Put each line of the records below into a numbered list, omitting blank lines. Leave the pictures out of your answer.

[Start INFORMATION SUPPLIED]

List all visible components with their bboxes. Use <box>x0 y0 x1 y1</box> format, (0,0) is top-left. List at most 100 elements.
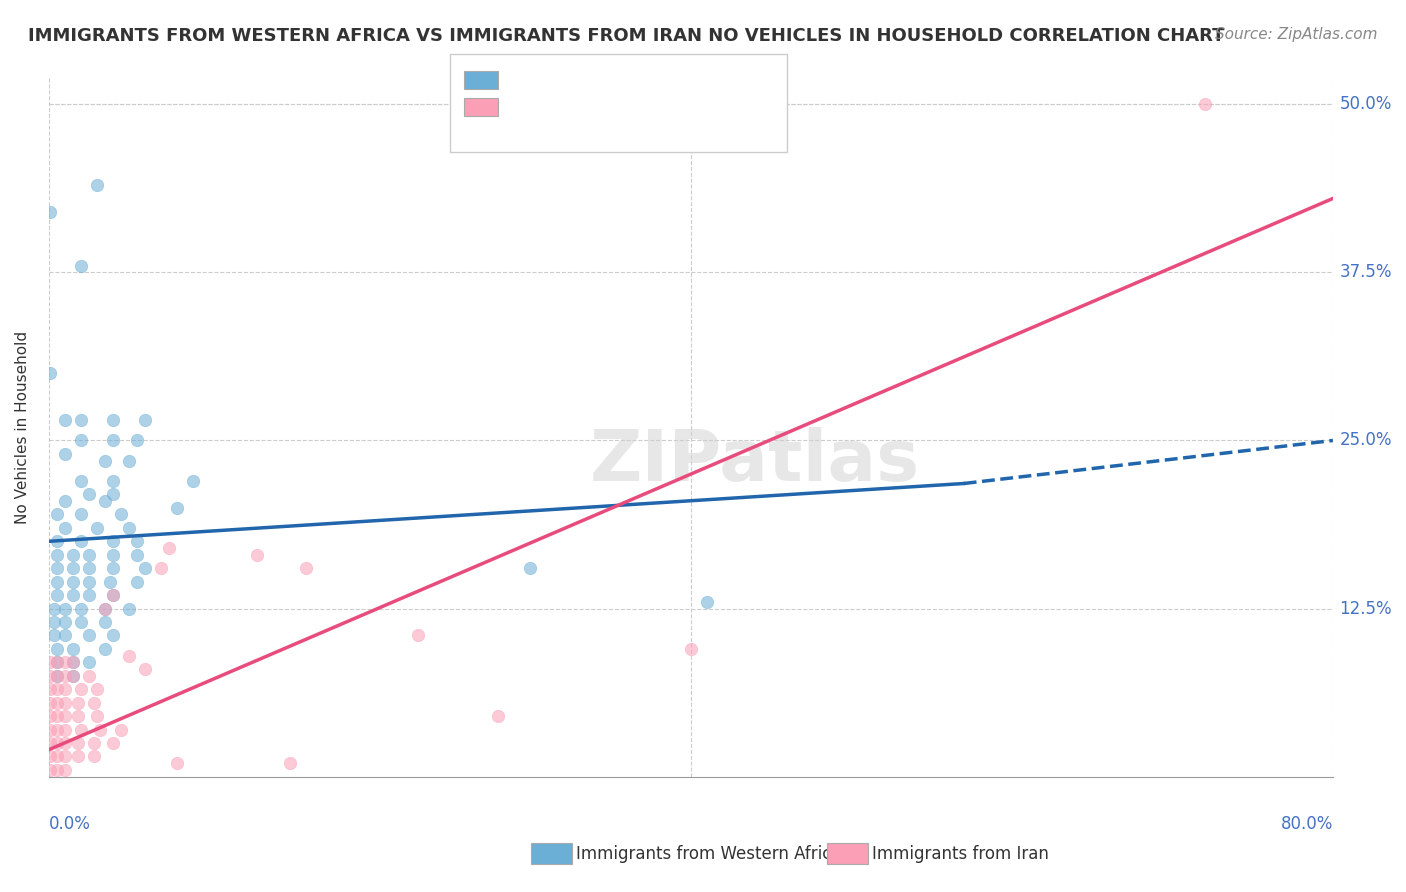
Text: 72: 72 <box>644 78 665 94</box>
Point <box>53 709 76 723</box>
Text: 37.5%: 37.5% <box>1340 263 1392 281</box>
Y-axis label: No Vehicles in Household: No Vehicles in Household <box>15 330 30 524</box>
Point <box>45 763 67 777</box>
Text: ZIPatlas: ZIPatlas <box>591 427 920 497</box>
Point <box>101 548 124 562</box>
Point <box>45 682 67 697</box>
Point <box>70 434 93 448</box>
Point <box>86 709 108 723</box>
Point <box>62 588 84 602</box>
Point <box>181 474 204 488</box>
Text: R =: R = <box>503 105 531 120</box>
Point <box>45 669 67 683</box>
Point <box>53 723 76 737</box>
Text: 12.5%: 12.5% <box>1340 599 1392 617</box>
Point <box>679 641 702 656</box>
Text: 0.068: 0.068 <box>546 78 593 94</box>
Point <box>519 561 541 575</box>
Point <box>77 574 100 589</box>
Point <box>70 601 93 615</box>
Point <box>101 588 124 602</box>
Point <box>45 574 67 589</box>
Point <box>42 628 65 642</box>
Point <box>39 656 62 670</box>
Point <box>53 696 76 710</box>
Point <box>53 494 76 508</box>
Point <box>94 601 117 615</box>
Text: 0.713: 0.713 <box>546 105 593 120</box>
Point <box>62 641 84 656</box>
Point <box>39 763 62 777</box>
Point <box>98 574 121 589</box>
Point <box>45 723 67 737</box>
Point <box>125 434 148 448</box>
Point <box>101 628 124 642</box>
Point <box>166 756 188 771</box>
Point <box>39 749 62 764</box>
Text: R =: R = <box>503 78 531 94</box>
Point <box>45 588 67 602</box>
Point <box>39 736 62 750</box>
Point <box>77 561 100 575</box>
Point <box>89 723 111 737</box>
Point <box>77 548 100 562</box>
Point <box>45 561 67 575</box>
Point <box>62 669 84 683</box>
Point <box>125 574 148 589</box>
Point <box>53 656 76 670</box>
Point <box>77 487 100 501</box>
Point <box>125 548 148 562</box>
Point <box>166 500 188 515</box>
Point <box>134 413 156 427</box>
Point <box>53 669 76 683</box>
Text: N =: N = <box>605 78 634 94</box>
Point <box>77 656 100 670</box>
Point <box>86 682 108 697</box>
Point <box>101 474 124 488</box>
Point <box>53 521 76 535</box>
Point <box>39 709 62 723</box>
Point <box>39 696 62 710</box>
Point <box>101 736 124 750</box>
Point <box>77 588 100 602</box>
Point <box>45 641 67 656</box>
Point <box>62 561 84 575</box>
Point <box>45 709 67 723</box>
Point <box>42 601 65 615</box>
Point <box>118 601 141 615</box>
Point <box>42 615 65 629</box>
Point <box>45 736 67 750</box>
Point <box>53 749 76 764</box>
Point <box>134 662 156 676</box>
Point <box>70 259 93 273</box>
Point <box>45 508 67 522</box>
Point <box>86 521 108 535</box>
Point <box>45 656 67 670</box>
Point <box>53 601 76 615</box>
Point <box>1194 97 1216 112</box>
Point <box>62 574 84 589</box>
Point <box>70 474 93 488</box>
Point <box>66 736 89 750</box>
Point <box>94 453 117 467</box>
Point <box>94 615 117 629</box>
Point <box>45 696 67 710</box>
Point <box>39 682 62 697</box>
Point <box>45 548 67 562</box>
Point <box>70 615 93 629</box>
Point <box>294 561 316 575</box>
Point <box>246 548 269 562</box>
Text: Immigrants from Iran: Immigrants from Iran <box>872 845 1049 863</box>
Point <box>62 656 84 670</box>
Point <box>110 508 132 522</box>
Point <box>486 709 509 723</box>
Point <box>86 178 108 192</box>
Text: N =: N = <box>605 105 634 120</box>
Point <box>83 749 105 764</box>
Point <box>83 736 105 750</box>
Text: 50.0%: 50.0% <box>1340 95 1392 113</box>
Text: Source: ZipAtlas.com: Source: ZipAtlas.com <box>1215 27 1378 42</box>
Point <box>118 648 141 663</box>
Point <box>53 447 76 461</box>
Point <box>53 628 76 642</box>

[End INFORMATION SUPPLIED]

▶ _EXERCISE RESPONSE_:
1. List all visible components with their bboxes. Use <box>x0 y0 x1 y1</box> format, (0,0) is top-left. List at most 100 elements.
2. Text: 72: 72 <box>644 78 665 94</box>
3. Point <box>53 709 76 723</box>
4. Text: 37.5%: 37.5% <box>1340 263 1392 281</box>
5. Y-axis label: No Vehicles in Household: No Vehicles in Household <box>15 330 30 524</box>
6. Point <box>45 763 67 777</box>
7. Text: ZIPatlas: ZIPatlas <box>591 427 920 497</box>
8. Point <box>101 548 124 562</box>
9. Point <box>45 682 67 697</box>
10. Point <box>70 434 93 448</box>
11. Point <box>86 709 108 723</box>
12. Point <box>62 588 84 602</box>
13. Point <box>181 474 204 488</box>
14. Text: R =: R = <box>503 105 531 120</box>
15. Point <box>45 669 67 683</box>
16. Point <box>53 723 76 737</box>
17. Text: 12.5%: 12.5% <box>1340 599 1392 617</box>
18. Point <box>679 641 702 656</box>
19. Text: 0.068: 0.068 <box>546 78 593 94</box>
20. Point <box>519 561 541 575</box>
21. Point <box>77 574 100 589</box>
22. Point <box>70 601 93 615</box>
23. Point <box>101 588 124 602</box>
24. Point <box>45 574 67 589</box>
25. Point <box>42 628 65 642</box>
26. Point <box>39 656 62 670</box>
27. Point <box>53 696 76 710</box>
28. Point <box>53 494 76 508</box>
29. Point <box>94 601 117 615</box>
30. Text: 0.713: 0.713 <box>546 105 593 120</box>
31. Point <box>62 641 84 656</box>
32. Point <box>39 763 62 777</box>
33. Point <box>98 574 121 589</box>
34. Point <box>45 723 67 737</box>
35. Point <box>125 434 148 448</box>
36. Point <box>101 628 124 642</box>
37. Point <box>166 756 188 771</box>
38. Point <box>39 749 62 764</box>
39. Text: R =: R = <box>503 78 531 94</box>
40. Point <box>45 588 67 602</box>
41. Point <box>39 736 62 750</box>
42. Point <box>77 561 100 575</box>
43. Point <box>89 723 111 737</box>
44. Point <box>77 548 100 562</box>
45. Point <box>45 561 67 575</box>
46. Point <box>62 669 84 683</box>
47. Point <box>125 574 148 589</box>
48. Point <box>53 656 76 670</box>
49. Point <box>77 487 100 501</box>
50. Point <box>125 548 148 562</box>
51. Point <box>166 500 188 515</box>
52. Point <box>134 413 156 427</box>
53. Point <box>53 669 76 683</box>
54. Text: N =: N = <box>605 78 634 94</box>
55. Point <box>77 656 100 670</box>
56. Point <box>86 682 108 697</box>
57. Point <box>101 474 124 488</box>
58. Point <box>53 521 76 535</box>
59. Point <box>39 709 62 723</box>
60. Point <box>39 696 62 710</box>
61. Point <box>101 736 124 750</box>
62. Point <box>77 588 100 602</box>
63. Point <box>45 641 67 656</box>
64. Point <box>62 561 84 575</box>
65. Point <box>45 709 67 723</box>
66. Point <box>42 601 65 615</box>
67. Point <box>118 601 141 615</box>
68. Point <box>42 615 65 629</box>
69. Point <box>45 736 67 750</box>
70. Point <box>53 749 76 764</box>
71. Point <box>134 662 156 676</box>
72. Point <box>70 259 93 273</box>
73. Point <box>45 508 67 522</box>
74. Point <box>86 521 108 535</box>
75. Point <box>45 656 67 670</box>
76. Point <box>53 601 76 615</box>
77. Point <box>1194 97 1216 112</box>
78. Point <box>62 574 84 589</box>
79. Point <box>70 474 93 488</box>
80. Point <box>66 736 89 750</box>
81. Point <box>94 453 117 467</box>
82. Point <box>94 615 117 629</box>
83. Point <box>45 696 67 710</box>
84. Point <box>39 682 62 697</box>
85. Point <box>45 548 67 562</box>
86. Point <box>70 615 93 629</box>
87. Point <box>294 561 316 575</box>
88. Point <box>246 548 269 562</box>
89. Text: Immigrants from Iran: Immigrants from Iran <box>872 845 1049 863</box>
90. Point <box>62 656 84 670</box>
91. Point <box>110 508 132 522</box>
92. Point <box>486 709 509 723</box>
93. Point <box>86 178 108 192</box>
94. Text: N =: N = <box>605 105 634 120</box>
95. Point <box>83 749 105 764</box>
96. Point <box>83 736 105 750</box>
97. Text: 50.0%: 50.0% <box>1340 95 1392 113</box>
98. Text: Source: ZipAtlas.com: Source: ZipAtlas.com <box>1215 27 1378 42</box>
99. Point <box>118 648 141 663</box>
100. Point <box>53 447 76 461</box>
101. Point <box>53 628 76 642</box>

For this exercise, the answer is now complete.